* Exercise objective
Return only the line that contains "Output the text content of this document." and each line after it, through the last line of the data below, copied exactly.

━━━━━━━━━━━━━━━━

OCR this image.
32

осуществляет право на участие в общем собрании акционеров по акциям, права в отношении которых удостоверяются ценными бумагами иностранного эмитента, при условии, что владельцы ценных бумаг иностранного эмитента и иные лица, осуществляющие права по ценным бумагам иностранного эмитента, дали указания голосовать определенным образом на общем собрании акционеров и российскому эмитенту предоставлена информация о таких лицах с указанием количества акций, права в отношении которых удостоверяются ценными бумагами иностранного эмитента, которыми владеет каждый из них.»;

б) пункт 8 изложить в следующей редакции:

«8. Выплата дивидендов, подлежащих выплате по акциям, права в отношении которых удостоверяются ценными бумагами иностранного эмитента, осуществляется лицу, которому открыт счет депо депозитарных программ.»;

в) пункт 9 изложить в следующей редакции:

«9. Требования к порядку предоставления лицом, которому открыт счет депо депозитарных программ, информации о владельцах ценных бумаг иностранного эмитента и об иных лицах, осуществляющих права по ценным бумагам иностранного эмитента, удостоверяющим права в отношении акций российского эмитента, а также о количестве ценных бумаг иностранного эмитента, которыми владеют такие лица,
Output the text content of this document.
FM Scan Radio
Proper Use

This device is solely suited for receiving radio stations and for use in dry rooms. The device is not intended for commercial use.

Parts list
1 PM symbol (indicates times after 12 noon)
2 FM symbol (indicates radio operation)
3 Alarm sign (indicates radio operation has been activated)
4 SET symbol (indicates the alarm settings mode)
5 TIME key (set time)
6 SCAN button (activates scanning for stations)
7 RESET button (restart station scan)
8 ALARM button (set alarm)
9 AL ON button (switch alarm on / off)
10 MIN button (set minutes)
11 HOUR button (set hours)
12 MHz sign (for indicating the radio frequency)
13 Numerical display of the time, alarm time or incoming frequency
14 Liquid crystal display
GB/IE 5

━━━━━━━━━━━━━━━━

* Exercise response
Output the text content of this document.
FM Scan Radio
Proper Use

This device is solely suited for receiving radio stations and for use in dry rooms. The device is not intended for commercial use.

Parts list
1 PM symbol (indicates times after 12 noon)
2 FM symbol (indicates radio operation)
3 Alarm sign (indicates radio operation has been activated)
4 SET symbol (indicates the alarm settings mode)
5 TIME key (set time)
6 SCAN button (activates scanning for stations)
7 RESET button (restart station scan)
8 ALARM button (set alarm)
9 AL ON button (switch alarm on / off)
10 MIN button (set minutes)
11 HOUR button (set hours)
12 MHz sign (for indicating the radio frequency)
13 Numerical display of the time, alarm time or incoming frequency
14 Liquid crystal display
GB/IE 5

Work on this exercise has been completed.